Exercise goal - All records are to be retyped faithfully and completely.
"""
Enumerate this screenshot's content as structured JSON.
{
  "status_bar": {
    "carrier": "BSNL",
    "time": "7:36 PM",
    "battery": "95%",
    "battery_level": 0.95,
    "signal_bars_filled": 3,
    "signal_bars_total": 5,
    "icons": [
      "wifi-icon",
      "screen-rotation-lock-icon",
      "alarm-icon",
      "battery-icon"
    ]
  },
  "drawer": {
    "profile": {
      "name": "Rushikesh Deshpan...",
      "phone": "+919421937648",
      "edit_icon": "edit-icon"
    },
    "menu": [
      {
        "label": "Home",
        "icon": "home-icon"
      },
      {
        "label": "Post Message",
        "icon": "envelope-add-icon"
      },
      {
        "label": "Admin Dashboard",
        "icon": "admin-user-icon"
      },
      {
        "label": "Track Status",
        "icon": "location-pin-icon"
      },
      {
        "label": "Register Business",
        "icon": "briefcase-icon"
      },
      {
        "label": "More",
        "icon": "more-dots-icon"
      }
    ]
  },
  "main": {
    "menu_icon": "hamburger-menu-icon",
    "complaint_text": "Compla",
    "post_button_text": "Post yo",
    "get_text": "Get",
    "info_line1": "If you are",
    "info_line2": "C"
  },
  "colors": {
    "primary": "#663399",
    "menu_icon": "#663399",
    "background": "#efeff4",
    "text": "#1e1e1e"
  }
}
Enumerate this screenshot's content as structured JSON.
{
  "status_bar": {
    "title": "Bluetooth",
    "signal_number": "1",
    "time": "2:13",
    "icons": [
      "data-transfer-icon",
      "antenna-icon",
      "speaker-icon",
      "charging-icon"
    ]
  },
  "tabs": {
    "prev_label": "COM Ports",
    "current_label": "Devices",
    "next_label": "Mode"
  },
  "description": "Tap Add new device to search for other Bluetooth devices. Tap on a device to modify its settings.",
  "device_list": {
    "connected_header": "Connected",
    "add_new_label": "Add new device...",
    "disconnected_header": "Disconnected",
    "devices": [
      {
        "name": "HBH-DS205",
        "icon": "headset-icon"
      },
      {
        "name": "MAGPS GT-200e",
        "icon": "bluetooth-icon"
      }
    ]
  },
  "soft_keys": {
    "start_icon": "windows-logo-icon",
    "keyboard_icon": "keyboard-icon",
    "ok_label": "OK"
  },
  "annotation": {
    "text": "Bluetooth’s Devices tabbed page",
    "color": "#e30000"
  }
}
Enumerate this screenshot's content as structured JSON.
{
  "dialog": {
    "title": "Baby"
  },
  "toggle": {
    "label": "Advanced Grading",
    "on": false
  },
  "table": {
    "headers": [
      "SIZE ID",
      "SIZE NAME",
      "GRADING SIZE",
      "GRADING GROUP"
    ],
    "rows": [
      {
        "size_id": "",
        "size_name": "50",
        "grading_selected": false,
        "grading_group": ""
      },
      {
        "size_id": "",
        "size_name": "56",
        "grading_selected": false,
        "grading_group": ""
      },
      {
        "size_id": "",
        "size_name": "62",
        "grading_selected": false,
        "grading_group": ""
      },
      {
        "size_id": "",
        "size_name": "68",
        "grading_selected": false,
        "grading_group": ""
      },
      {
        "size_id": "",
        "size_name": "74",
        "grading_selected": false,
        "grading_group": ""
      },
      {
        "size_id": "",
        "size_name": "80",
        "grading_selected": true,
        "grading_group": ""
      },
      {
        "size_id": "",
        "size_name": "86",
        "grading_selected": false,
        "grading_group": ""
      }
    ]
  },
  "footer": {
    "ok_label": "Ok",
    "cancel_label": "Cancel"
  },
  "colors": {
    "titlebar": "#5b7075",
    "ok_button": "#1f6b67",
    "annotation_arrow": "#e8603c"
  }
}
"""
Answer to this task -
Enumerate this screenshot's content as structured JSON.
{
  "status_bar": {
    "carrier": "BSNL",
    "time": "7:36 PM",
    "battery": "95%",
    "battery_level": 0.95,
    "signal_bars_filled": 3,
    "signal_bars_total": 5,
    "icons": [
      "wifi-icon",
      "screen-rotation-lock-icon",
      "alarm-icon",
      "battery-icon"
    ]
  },
  "drawer": {
    "profile": {
      "name": "Rushikesh Deshpan...",
      "phone": "+919421937648",
      "edit_icon": "edit-icon"
    },
    "menu": [
      {
        "label": "Home",
        "icon": "home-icon"
      },
      {
        "label": "Post Message",
        "icon": "envelope-add-icon"
      },
      {
        "label": "Admin Dashboard",
        "icon": "admin-user-icon"
      },
      {
        "label": "Track Status",
        "icon": "location-pin-icon"
      },
      {
        "label": "Register Business",
        "icon": "briefcase-icon"
      },
      {
        "label": "More",
        "icon": "more-dots-icon"
      }
    ]
  },
  "main": {
    "menu_icon": "hamburger-menu-icon",
    "complaint_text": "Compla",
    "post_button_text": "Post yo",
    "get_text": "Get",
    "info_line1": "If you are",
    "info_line2": "C"
  },
  "colors": {
    "primary": "#663399",
    "menu_icon": "#663399",
    "background": "#efeff4",
    "text": "#1e1e1e"
  }
}
Enumerate this screenshot's content as structured JSON.
{
  "status_bar": {
    "title": "Bluetooth",
    "signal_number": "1",
    "time": "2:13",
    "icons": [
      "data-transfer-icon",
      "antenna-icon",
      "speaker-icon",
      "charging-icon"
    ]
  },
  "tabs": {
    "prev_label": "COM Ports",
    "current_label": "Devices",
    "next_label": "Mode"
  },
  "description": "Tap Add new device to search for other Bluetooth devices. Tap on a device to modify its settings.",
  "device_list": {
    "connected_header": "Connected",
    "add_new_label": "Add new device...",
    "disconnected_header": "Disconnected",
    "devices": [
      {
        "name": "HBH-DS205",
        "icon": "headset-icon"
      },
      {
        "name": "MAGPS GT-200e",
        "icon": "bluetooth-icon"
      }
    ]
  },
  "soft_keys": {
    "start_icon": "windows-logo-icon",
    "keyboard_icon": "keyboard-icon",
    "ok_label": "OK"
  },
  "annotation": {
    "text": "Bluetooth’s Devices tabbed page",
    "color": "#e30000"
  }
}
Enumerate this screenshot's content as structured JSON.
{
  "dialog": {
    "title": "Baby"
  },
  "toggle": {
    "label": "Advanced Grading",
    "on": false
  },
  "table": {
    "headers": [
      "SIZE ID",
      "SIZE NAME",
      "GRADING SIZE",
      "GRADING GROUP"
    ],
    "rows": [
      {
        "size_id": "",
        "size_name": "50",
        "grading_selected": false,
        "grading_group": ""
      },
      {
        "size_id": "",
        "size_name": "56",
        "grading_selected": false,
        "grading_group": ""
      },
      {
        "size_id": "",
        "size_name": "62",
        "grading_selected": false,
        "grading_group": ""
      },
      {
        "size_id": "",
        "size_name": "68",
        "grading_selected": false,
        "grading_group": ""
      },
      {
        "size_id": "",
        "size_name": "74",
        "grading_selected": false,
        "grading_group": ""
      },
      {
        "size_id": "",
        "size_name": "80",
        "grading_selected": true,
        "grading_group": ""
      },
      {
        "size_id": "",
        "size_name": "86",
        "grading_selected": false,
        "grading_group": ""
      }
    ]
  },
  "footer": {
    "ok_label": "Ok",
    "cancel_label": "Cancel"
  },
  "colors": {
    "titlebar": "#5b7075",
    "ok_button": "#1f6b67",
    "annotation_arrow": "#e8603c"
  }
}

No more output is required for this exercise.